• **Work instructions**:
Extract every record, exactly as written, and ignore the pictures.

• **Data shown**:
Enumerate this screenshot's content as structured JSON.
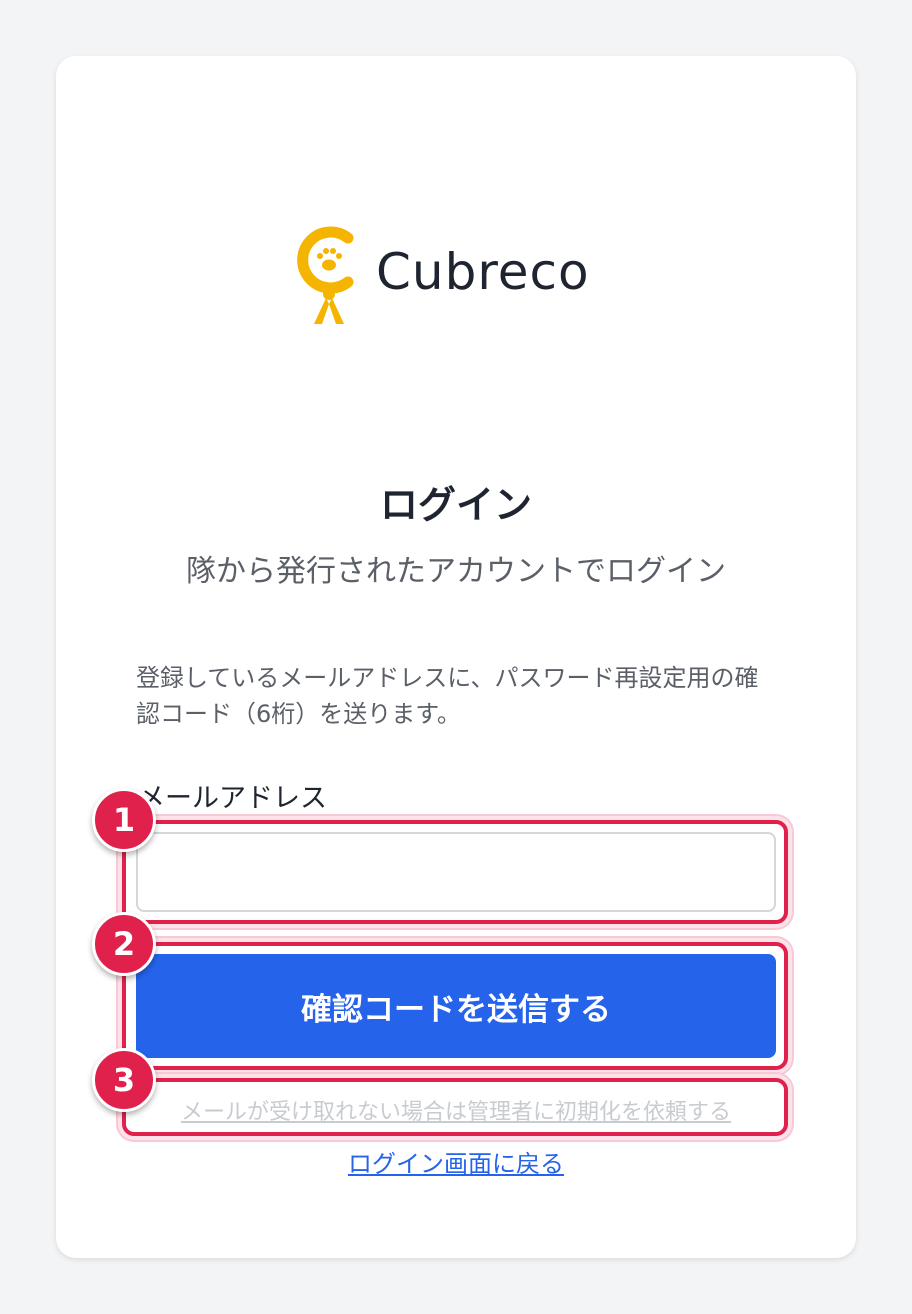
{
  "brand": {
    "name": "Cubreco",
    "icon": "scout-paw-logo-icon",
    "accent": "#f5b400"
  },
  "page": {
    "title": "ログイン",
    "subtitle": "隊から発行されたアカウントでログイン",
    "description": "登録しているメールアドレスに、パスワード再設定用の確認コード（6桁）を送ります。"
  },
  "form": {
    "email_label": "メールアドレス",
    "email_value": "",
    "email_placeholder": "",
    "submit_label": "確認コードを送信する"
  },
  "links": {
    "help": "メールが受け取れない場合は管理者に初期化を依頼する",
    "back": "ログイン画面に戻る"
  },
  "annotations": {
    "markers": [
      "1",
      "2",
      "3"
    ],
    "color": "#e0214c"
  },
  "colors": {
    "primary": "#2563eb",
    "background": "#f3f4f6",
    "card": "#ffffff"
  }
}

• **Correct output**:
Enumerate this screenshot's content as structured JSON.
{
  "brand": {
    "name": "Cubreco",
    "icon": "scout-paw-logo-icon",
    "accent": "#f5b400"
  },
  "page": {
    "title": "ログイン",
    "subtitle": "隊から発行されたアカウントでログイン",
    "description": "登録しているメールアドレスに、パスワード再設定用の確認コード（6桁）を送ります。"
  },
  "form": {
    "email_label": "メールアドレス",
    "email_value": "",
    "email_placeholder": "",
    "submit_label": "確認コードを送信する"
  },
  "links": {
    "help": "メールが受け取れない場合は管理者に初期化を依頼する",
    "back": "ログイン画面に戻る"
  },
  "annotations": {
    "markers": [
      "1",
      "2",
      "3"
    ],
    "color": "#e0214c"
  },
  "colors": {
    "primary": "#2563eb",
    "background": "#f3f4f6",
    "card": "#ffffff"
  }
}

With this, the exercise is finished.